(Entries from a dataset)
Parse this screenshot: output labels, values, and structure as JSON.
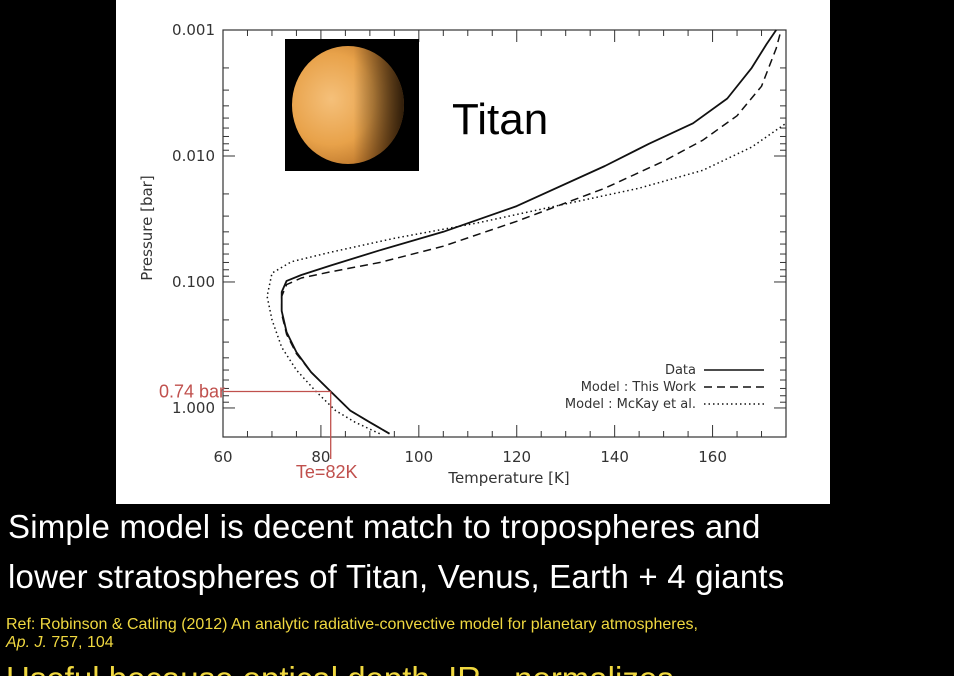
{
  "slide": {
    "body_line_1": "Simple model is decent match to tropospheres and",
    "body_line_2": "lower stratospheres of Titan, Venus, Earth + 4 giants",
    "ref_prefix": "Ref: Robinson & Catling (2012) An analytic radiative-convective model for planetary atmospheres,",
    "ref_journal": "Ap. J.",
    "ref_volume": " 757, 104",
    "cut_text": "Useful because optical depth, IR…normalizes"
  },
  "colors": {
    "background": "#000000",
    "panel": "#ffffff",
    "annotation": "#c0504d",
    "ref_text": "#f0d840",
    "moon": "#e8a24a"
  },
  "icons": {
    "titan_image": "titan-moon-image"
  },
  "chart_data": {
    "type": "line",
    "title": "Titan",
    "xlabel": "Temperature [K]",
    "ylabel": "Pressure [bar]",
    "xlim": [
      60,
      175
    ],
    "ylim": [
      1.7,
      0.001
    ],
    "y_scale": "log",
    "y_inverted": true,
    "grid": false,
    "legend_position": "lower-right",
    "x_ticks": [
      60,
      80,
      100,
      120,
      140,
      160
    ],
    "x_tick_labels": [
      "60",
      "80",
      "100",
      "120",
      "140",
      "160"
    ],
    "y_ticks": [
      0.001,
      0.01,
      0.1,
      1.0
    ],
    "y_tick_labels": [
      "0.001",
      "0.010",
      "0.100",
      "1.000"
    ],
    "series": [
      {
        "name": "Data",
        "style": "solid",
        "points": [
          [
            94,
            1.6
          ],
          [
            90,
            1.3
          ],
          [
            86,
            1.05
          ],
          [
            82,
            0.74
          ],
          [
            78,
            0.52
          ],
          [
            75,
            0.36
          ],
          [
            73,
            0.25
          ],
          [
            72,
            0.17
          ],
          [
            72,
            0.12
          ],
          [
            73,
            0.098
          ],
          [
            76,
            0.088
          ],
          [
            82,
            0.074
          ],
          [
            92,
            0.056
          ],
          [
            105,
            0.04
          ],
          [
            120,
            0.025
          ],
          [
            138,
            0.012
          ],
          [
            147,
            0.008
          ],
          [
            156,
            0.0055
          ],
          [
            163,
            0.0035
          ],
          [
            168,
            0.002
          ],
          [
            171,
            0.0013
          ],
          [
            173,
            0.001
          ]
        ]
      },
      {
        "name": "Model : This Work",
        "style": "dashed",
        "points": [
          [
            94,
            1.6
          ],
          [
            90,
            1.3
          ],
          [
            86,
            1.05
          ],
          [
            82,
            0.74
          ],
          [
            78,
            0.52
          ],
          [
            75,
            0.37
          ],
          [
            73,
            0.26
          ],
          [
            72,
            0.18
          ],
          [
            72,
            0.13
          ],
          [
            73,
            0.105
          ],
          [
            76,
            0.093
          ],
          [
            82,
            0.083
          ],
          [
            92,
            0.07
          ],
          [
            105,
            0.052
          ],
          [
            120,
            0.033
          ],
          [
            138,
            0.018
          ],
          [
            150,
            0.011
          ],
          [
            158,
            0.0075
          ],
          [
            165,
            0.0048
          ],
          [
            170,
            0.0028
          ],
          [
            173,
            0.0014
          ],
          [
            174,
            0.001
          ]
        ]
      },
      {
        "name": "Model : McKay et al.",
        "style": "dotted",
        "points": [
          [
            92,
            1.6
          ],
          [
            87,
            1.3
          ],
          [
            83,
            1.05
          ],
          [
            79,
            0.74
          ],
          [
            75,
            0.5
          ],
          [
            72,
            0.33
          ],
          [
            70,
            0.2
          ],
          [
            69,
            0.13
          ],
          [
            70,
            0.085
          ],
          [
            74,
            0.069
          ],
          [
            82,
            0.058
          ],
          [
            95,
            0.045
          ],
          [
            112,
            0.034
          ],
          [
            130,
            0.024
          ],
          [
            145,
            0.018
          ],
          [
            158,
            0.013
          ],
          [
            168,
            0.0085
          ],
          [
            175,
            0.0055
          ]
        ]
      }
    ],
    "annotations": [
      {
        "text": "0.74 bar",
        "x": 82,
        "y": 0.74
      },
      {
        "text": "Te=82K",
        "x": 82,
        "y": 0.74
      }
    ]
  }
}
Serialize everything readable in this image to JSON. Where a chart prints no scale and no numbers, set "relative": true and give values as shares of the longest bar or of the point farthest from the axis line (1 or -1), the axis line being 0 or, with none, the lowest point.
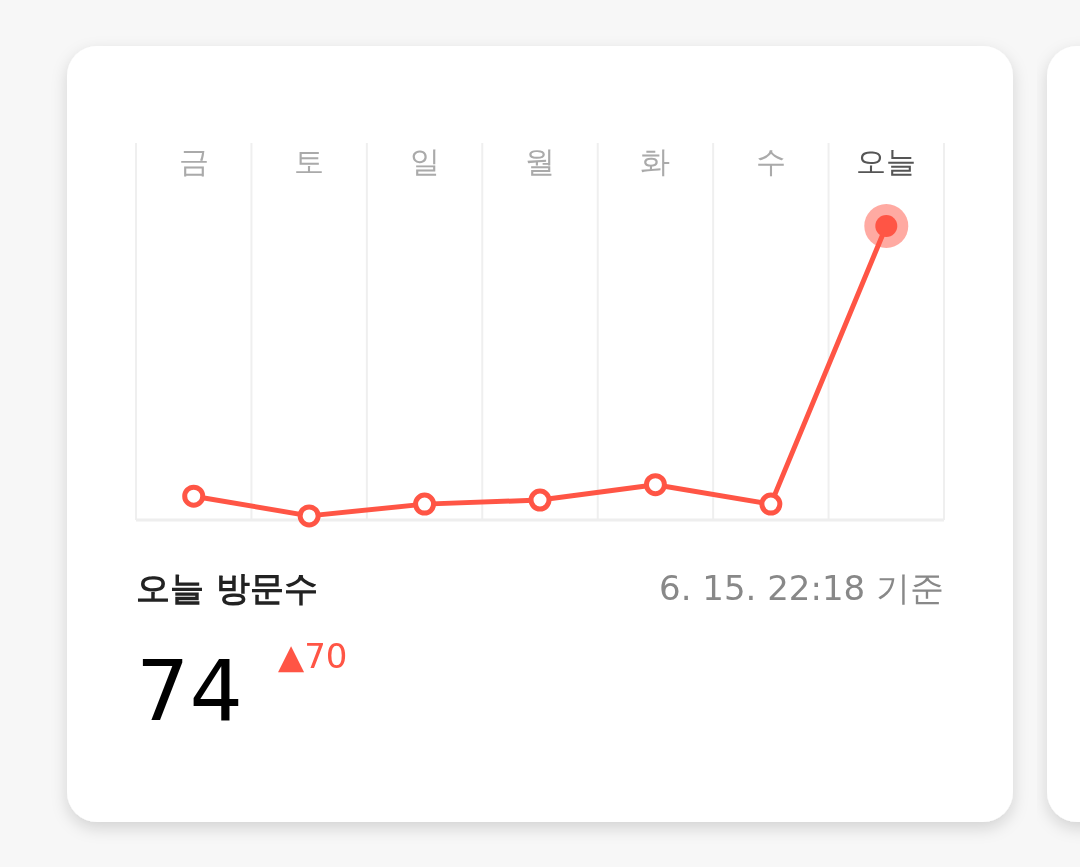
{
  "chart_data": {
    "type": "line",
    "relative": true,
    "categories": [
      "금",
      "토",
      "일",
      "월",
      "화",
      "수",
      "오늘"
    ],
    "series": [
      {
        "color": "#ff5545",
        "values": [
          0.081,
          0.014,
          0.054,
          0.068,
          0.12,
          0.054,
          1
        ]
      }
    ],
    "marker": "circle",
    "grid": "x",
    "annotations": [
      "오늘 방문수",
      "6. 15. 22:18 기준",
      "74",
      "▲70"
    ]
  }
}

* * *

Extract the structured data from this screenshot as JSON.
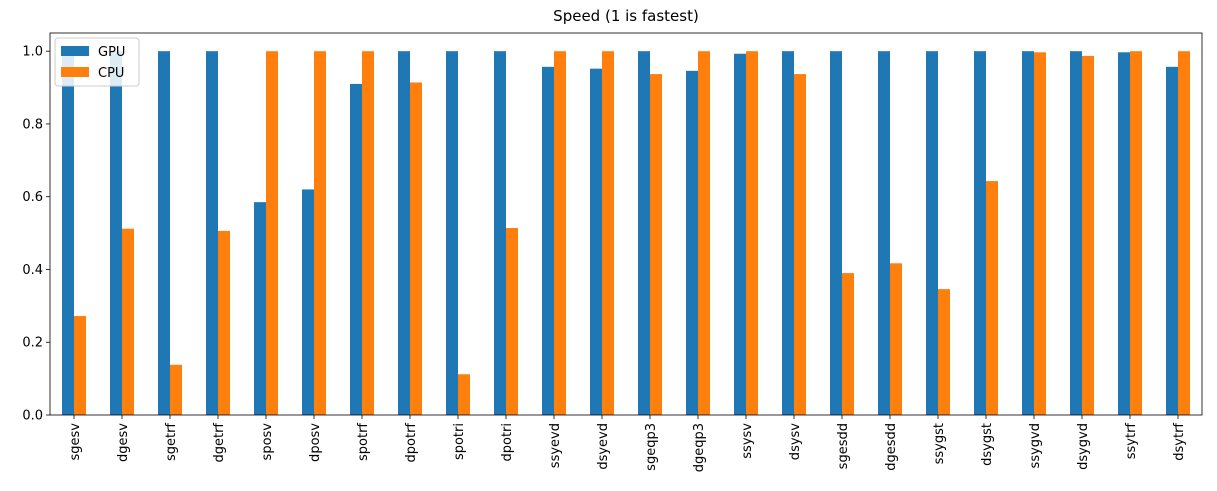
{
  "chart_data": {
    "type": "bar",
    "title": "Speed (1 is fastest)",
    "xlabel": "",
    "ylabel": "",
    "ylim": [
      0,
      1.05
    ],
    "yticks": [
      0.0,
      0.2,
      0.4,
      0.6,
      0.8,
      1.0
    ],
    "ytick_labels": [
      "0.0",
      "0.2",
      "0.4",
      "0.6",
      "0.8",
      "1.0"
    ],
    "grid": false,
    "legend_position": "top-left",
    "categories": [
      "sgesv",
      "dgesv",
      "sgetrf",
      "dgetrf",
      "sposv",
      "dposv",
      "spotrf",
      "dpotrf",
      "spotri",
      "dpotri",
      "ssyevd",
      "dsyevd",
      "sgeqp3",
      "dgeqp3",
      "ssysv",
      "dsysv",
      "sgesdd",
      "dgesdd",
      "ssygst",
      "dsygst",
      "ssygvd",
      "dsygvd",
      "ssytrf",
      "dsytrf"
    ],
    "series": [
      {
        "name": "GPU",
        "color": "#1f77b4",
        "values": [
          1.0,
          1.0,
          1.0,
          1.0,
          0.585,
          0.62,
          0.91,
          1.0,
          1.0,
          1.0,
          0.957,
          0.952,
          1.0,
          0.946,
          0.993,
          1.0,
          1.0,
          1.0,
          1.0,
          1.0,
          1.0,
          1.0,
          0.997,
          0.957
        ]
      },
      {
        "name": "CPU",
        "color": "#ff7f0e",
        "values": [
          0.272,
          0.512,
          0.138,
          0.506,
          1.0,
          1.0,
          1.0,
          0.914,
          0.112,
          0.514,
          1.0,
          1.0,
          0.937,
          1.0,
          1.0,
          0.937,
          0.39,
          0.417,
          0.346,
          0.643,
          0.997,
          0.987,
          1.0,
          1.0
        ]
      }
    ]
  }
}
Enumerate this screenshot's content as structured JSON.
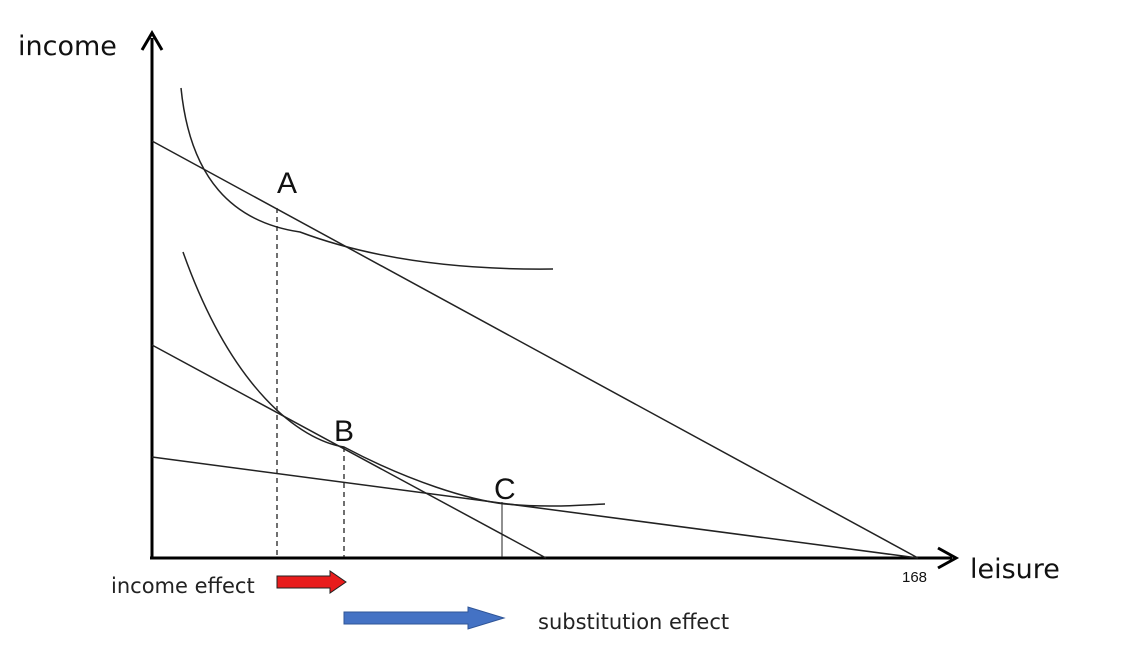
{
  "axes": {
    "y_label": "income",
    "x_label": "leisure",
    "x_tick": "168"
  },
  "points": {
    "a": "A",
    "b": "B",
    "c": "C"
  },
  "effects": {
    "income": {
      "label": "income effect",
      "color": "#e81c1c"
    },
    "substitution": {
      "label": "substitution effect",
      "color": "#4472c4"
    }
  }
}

---

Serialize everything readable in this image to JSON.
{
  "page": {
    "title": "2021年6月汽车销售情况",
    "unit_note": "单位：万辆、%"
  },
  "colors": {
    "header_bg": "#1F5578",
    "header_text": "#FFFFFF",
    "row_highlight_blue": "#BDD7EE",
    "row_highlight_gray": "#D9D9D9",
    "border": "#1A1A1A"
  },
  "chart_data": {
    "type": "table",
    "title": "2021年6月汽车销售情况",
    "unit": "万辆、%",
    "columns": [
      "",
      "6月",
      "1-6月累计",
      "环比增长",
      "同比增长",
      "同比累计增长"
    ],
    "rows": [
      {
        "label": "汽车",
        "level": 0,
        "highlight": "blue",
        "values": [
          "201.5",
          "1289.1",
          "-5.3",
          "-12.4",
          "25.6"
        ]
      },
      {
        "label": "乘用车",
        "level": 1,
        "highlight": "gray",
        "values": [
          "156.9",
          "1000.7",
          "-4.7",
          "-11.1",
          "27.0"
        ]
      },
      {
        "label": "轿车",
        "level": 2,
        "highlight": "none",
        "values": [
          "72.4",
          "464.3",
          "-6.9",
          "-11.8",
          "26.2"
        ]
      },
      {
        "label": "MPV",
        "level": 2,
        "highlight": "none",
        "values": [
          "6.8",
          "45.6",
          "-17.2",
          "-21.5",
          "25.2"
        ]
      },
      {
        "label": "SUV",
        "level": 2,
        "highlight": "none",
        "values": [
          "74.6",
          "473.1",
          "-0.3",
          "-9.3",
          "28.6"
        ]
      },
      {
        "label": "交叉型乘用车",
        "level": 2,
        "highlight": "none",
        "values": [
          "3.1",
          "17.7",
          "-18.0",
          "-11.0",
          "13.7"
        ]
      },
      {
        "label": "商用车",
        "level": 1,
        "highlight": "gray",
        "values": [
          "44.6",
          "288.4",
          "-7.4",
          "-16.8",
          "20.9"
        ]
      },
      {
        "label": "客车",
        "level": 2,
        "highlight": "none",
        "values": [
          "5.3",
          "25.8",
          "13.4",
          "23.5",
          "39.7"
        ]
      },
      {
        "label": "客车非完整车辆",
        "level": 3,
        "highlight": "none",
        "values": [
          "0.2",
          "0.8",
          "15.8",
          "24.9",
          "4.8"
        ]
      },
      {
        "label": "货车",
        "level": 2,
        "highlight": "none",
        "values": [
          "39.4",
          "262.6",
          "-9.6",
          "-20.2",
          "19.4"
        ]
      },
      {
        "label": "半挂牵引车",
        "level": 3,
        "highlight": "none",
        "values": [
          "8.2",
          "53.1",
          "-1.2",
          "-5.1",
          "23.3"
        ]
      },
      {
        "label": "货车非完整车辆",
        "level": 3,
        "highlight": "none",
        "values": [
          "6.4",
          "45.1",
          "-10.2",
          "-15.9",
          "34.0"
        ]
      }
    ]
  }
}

■ **Objective**: Find how many lines in the records contain the string "lower", then give the number alone.

■ **Result of this exercise**: 2